* [EXERCISE OBJECTIVE]
Copy out every row below word for word, leaving out the pictures.

======== SUPPLIED MATERIAL ========

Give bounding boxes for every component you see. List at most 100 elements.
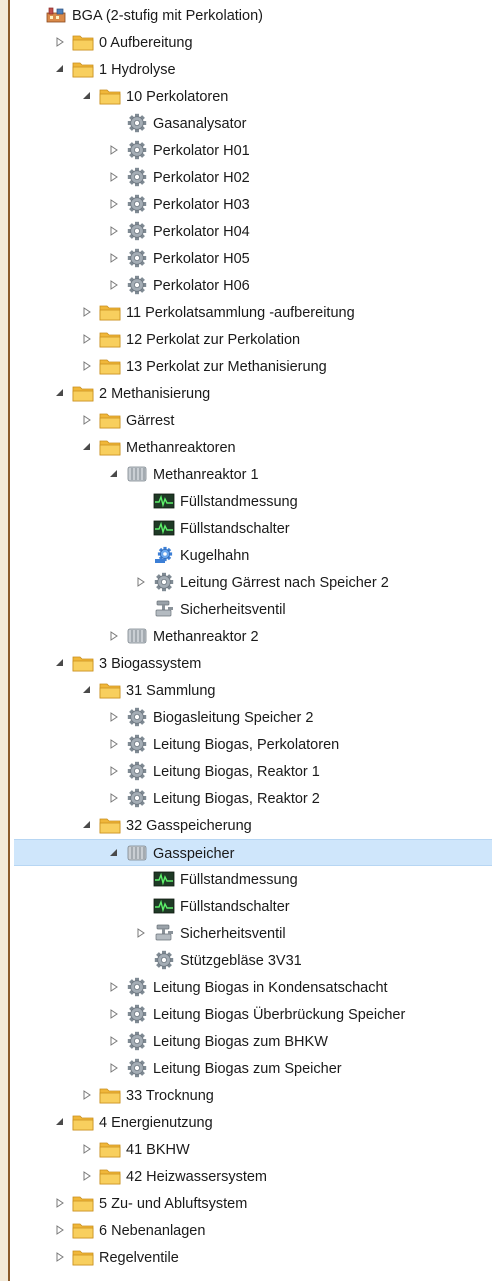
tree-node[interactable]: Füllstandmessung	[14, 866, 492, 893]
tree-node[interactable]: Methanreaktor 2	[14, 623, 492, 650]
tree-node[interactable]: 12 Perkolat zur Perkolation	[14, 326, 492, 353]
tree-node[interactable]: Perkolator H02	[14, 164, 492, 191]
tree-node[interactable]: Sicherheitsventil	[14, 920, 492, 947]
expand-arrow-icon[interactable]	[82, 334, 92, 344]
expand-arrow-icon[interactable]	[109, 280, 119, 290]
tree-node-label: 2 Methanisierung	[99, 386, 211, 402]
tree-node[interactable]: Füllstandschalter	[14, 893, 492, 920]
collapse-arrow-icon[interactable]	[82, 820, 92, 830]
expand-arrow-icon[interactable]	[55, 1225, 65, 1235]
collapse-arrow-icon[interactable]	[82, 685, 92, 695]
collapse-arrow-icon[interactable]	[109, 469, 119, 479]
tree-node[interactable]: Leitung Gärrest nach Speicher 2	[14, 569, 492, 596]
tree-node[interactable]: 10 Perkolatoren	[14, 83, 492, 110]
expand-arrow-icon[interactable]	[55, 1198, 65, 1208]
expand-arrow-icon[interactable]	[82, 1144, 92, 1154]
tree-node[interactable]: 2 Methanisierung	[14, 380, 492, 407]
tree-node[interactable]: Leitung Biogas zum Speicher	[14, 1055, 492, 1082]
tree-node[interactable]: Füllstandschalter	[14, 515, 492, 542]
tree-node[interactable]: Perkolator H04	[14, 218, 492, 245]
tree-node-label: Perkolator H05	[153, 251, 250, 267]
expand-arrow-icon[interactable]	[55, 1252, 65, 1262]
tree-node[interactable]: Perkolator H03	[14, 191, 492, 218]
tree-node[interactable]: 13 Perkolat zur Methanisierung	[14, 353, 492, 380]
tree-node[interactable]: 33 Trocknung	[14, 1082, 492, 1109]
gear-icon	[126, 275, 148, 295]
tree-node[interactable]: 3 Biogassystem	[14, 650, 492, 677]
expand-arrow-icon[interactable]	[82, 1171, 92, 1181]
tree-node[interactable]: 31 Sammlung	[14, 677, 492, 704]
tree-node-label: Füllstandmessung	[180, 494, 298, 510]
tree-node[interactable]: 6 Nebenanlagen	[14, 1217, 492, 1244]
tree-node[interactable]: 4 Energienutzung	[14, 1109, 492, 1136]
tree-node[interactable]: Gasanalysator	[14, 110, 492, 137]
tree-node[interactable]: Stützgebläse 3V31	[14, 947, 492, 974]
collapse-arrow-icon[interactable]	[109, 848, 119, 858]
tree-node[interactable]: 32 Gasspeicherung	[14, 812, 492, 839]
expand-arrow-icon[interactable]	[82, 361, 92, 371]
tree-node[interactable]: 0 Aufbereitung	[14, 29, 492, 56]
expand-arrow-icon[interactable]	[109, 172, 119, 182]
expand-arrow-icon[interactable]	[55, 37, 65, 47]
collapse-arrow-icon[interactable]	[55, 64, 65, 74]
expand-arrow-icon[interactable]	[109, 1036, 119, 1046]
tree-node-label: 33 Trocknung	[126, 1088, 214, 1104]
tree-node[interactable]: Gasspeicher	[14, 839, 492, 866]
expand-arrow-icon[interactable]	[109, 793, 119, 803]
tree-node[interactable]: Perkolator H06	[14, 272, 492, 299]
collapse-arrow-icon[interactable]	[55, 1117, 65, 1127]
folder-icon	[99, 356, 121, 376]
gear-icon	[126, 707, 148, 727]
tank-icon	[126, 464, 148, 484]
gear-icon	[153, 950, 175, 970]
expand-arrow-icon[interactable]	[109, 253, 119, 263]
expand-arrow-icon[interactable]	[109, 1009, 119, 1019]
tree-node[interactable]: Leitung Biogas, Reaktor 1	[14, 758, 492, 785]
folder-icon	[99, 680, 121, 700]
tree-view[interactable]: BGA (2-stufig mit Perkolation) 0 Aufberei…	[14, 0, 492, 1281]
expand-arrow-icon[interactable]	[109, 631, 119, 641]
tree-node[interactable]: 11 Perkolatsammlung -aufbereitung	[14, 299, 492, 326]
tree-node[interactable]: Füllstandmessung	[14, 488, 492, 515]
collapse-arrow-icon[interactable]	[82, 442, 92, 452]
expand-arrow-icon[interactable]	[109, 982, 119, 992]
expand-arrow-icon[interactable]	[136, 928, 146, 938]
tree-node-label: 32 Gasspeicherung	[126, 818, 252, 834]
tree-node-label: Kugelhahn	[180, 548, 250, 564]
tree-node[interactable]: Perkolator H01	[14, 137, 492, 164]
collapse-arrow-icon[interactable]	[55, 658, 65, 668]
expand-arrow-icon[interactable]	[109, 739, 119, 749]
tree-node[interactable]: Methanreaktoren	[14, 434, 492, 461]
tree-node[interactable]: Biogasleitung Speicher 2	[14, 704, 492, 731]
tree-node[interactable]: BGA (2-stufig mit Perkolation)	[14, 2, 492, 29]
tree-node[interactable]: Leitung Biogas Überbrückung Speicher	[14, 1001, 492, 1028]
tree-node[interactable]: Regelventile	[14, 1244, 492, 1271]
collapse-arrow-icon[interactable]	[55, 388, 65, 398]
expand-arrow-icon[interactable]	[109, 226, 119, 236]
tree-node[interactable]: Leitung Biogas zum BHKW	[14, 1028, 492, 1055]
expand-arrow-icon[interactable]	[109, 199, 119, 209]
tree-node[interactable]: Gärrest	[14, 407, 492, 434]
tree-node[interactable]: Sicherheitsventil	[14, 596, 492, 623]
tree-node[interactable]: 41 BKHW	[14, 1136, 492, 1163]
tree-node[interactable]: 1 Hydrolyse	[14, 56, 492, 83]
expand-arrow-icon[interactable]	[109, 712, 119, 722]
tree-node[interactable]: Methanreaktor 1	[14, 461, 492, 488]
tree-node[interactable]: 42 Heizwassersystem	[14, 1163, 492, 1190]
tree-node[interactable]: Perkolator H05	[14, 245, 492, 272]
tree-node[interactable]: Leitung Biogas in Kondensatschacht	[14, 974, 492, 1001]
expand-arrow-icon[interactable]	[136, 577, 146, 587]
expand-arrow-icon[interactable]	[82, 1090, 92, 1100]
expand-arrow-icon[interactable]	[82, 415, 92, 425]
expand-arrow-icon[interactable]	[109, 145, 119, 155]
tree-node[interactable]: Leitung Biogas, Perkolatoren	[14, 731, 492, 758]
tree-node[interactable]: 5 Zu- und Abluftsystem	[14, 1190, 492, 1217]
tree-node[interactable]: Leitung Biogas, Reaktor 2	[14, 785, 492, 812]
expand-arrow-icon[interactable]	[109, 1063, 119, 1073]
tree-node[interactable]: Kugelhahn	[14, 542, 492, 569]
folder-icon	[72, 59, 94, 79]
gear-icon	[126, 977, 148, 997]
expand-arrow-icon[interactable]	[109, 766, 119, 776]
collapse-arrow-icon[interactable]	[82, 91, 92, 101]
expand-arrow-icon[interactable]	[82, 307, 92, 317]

========

* [WRITTEN SOLUTION]
Give bounding boxes for every component you see. List at most 100 elements.
tree-node[interactable]: Füllstandmessung	[14, 866, 492, 893]
tree-node[interactable]: Methanreaktor 2	[14, 623, 492, 650]
tree-node[interactable]: 12 Perkolat zur Perkolation	[14, 326, 492, 353]
tree-node[interactable]: Perkolator H02	[14, 164, 492, 191]
tree-node[interactable]: Sicherheitsventil	[14, 920, 492, 947]
expand-arrow-icon[interactable]	[82, 334, 92, 344]
expand-arrow-icon[interactable]	[109, 280, 119, 290]
tree-node-label: 2 Methanisierung	[99, 386, 211, 402]
tree-node[interactable]: Füllstandschalter	[14, 893, 492, 920]
collapse-arrow-icon[interactable]	[82, 820, 92, 830]
expand-arrow-icon[interactable]	[55, 1225, 65, 1235]
collapse-arrow-icon[interactable]	[82, 685, 92, 695]
collapse-arrow-icon[interactable]	[109, 469, 119, 479]
tree-node[interactable]: Leitung Gärrest nach Speicher 2	[14, 569, 492, 596]
tree-node[interactable]: 10 Perkolatoren	[14, 83, 492, 110]
expand-arrow-icon[interactable]	[55, 1198, 65, 1208]
expand-arrow-icon[interactable]	[82, 1144, 92, 1154]
tree-node[interactable]: 2 Methanisierung	[14, 380, 492, 407]
tree-node[interactable]: Leitung Biogas zum Speicher	[14, 1055, 492, 1082]
tree-node[interactable]: Füllstandschalter	[14, 515, 492, 542]
tree-node[interactable]: Perkolator H04	[14, 218, 492, 245]
tree-node-label: Perkolator H05	[153, 251, 250, 267]
expand-arrow-icon[interactable]	[55, 1252, 65, 1262]
tree-node[interactable]: Perkolator H03	[14, 191, 492, 218]
tree-node[interactable]: 13 Perkolat zur Methanisierung	[14, 353, 492, 380]
tree-node[interactable]: 33 Trocknung	[14, 1082, 492, 1109]
gear-icon	[126, 275, 148, 295]
tree-node[interactable]: 3 Biogassystem	[14, 650, 492, 677]
expand-arrow-icon[interactable]	[82, 1171, 92, 1181]
tree-node[interactable]: 31 Sammlung	[14, 677, 492, 704]
tree-node-label: Füllstandmessung	[180, 494, 298, 510]
tree-node[interactable]: 6 Nebenanlagen	[14, 1217, 492, 1244]
tree-node[interactable]: 4 Energienutzung	[14, 1109, 492, 1136]
tree-node[interactable]: Gasanalysator	[14, 110, 492, 137]
tree-node[interactable]: Stützgebläse 3V31	[14, 947, 492, 974]
collapse-arrow-icon[interactable]	[109, 848, 119, 858]
tree-node[interactable]: 32 Gasspeicherung	[14, 812, 492, 839]
expand-arrow-icon[interactable]	[82, 361, 92, 371]
tree-node[interactable]: 0 Aufbereitung	[14, 29, 492, 56]
expand-arrow-icon[interactable]	[109, 172, 119, 182]
expand-arrow-icon[interactable]	[55, 37, 65, 47]
collapse-arrow-icon[interactable]	[55, 64, 65, 74]
expand-arrow-icon[interactable]	[109, 1036, 119, 1046]
tree-node-label: 33 Trocknung	[126, 1088, 214, 1104]
tree-node[interactable]: Gasspeicher	[14, 839, 492, 866]
expand-arrow-icon[interactable]	[109, 793, 119, 803]
tree-node[interactable]: Perkolator H06	[14, 272, 492, 299]
collapse-arrow-icon[interactable]	[55, 1117, 65, 1127]
folder-icon	[99, 356, 121, 376]
gear-icon	[126, 707, 148, 727]
tank-icon	[126, 464, 148, 484]
gear-icon	[153, 950, 175, 970]
expand-arrow-icon[interactable]	[109, 253, 119, 263]
expand-arrow-icon[interactable]	[109, 1009, 119, 1019]
tree-node[interactable]: Leitung Biogas, Reaktor 1	[14, 758, 492, 785]
folder-icon	[99, 680, 121, 700]
tree-view[interactable]: BGA (2-stufig mit Perkolation) 0 Aufberei…	[14, 0, 492, 1281]
expand-arrow-icon[interactable]	[109, 631, 119, 641]
tree-node[interactable]: 11 Perkolatsammlung -aufbereitung	[14, 299, 492, 326]
tree-node[interactable]: Füllstandmessung	[14, 488, 492, 515]
collapse-arrow-icon[interactable]	[82, 442, 92, 452]
expand-arrow-icon[interactable]	[109, 982, 119, 992]
expand-arrow-icon[interactable]	[136, 928, 146, 938]
tree-node-label: 32 Gasspeicherung	[126, 818, 252, 834]
tree-node-label: Kugelhahn	[180, 548, 250, 564]
tree-node[interactable]: Perkolator H01	[14, 137, 492, 164]
collapse-arrow-icon[interactable]	[55, 658, 65, 668]
expand-arrow-icon[interactable]	[109, 739, 119, 749]
tree-node[interactable]: Methanreaktoren	[14, 434, 492, 461]
tree-node[interactable]: Biogasleitung Speicher 2	[14, 704, 492, 731]
tree-node[interactable]: BGA (2-stufig mit Perkolation)	[14, 2, 492, 29]
tree-node[interactable]: Leitung Biogas Überbrückung Speicher	[14, 1001, 492, 1028]
tree-node[interactable]: Regelventile	[14, 1244, 492, 1271]
collapse-arrow-icon[interactable]	[55, 388, 65, 398]
expand-arrow-icon[interactable]	[109, 226, 119, 236]
tree-node[interactable]: Leitung Biogas zum BHKW	[14, 1028, 492, 1055]
expand-arrow-icon[interactable]	[109, 199, 119, 209]
tree-node[interactable]: Gärrest	[14, 407, 492, 434]
tree-node[interactable]: Sicherheitsventil	[14, 596, 492, 623]
tree-node[interactable]: 41 BKHW	[14, 1136, 492, 1163]
tree-node[interactable]: 1 Hydrolyse	[14, 56, 492, 83]
expand-arrow-icon[interactable]	[109, 712, 119, 722]
tree-node[interactable]: Methanreaktor 1	[14, 461, 492, 488]
tree-node[interactable]: 42 Heizwassersystem	[14, 1163, 492, 1190]
tree-node[interactable]: Perkolator H05	[14, 245, 492, 272]
tree-node[interactable]: Leitung Biogas in Kondensatschacht	[14, 974, 492, 1001]
expand-arrow-icon[interactable]	[136, 577, 146, 587]
expand-arrow-icon[interactable]	[82, 1090, 92, 1100]
expand-arrow-icon[interactable]	[82, 415, 92, 425]
expand-arrow-icon[interactable]	[109, 145, 119, 155]
tree-node[interactable]: Leitung Biogas, Perkolatoren	[14, 731, 492, 758]
tree-node[interactable]: 5 Zu- und Abluftsystem	[14, 1190, 492, 1217]
tree-node[interactable]: Leitung Biogas, Reaktor 2	[14, 785, 492, 812]
expand-arrow-icon[interactable]	[109, 1063, 119, 1073]
tree-node[interactable]: Kugelhahn	[14, 542, 492, 569]
folder-icon	[72, 59, 94, 79]
gear-icon	[126, 977, 148, 997]
expand-arrow-icon[interactable]	[109, 766, 119, 776]
collapse-arrow-icon[interactable]	[82, 91, 92, 101]
expand-arrow-icon[interactable]	[82, 307, 92, 317]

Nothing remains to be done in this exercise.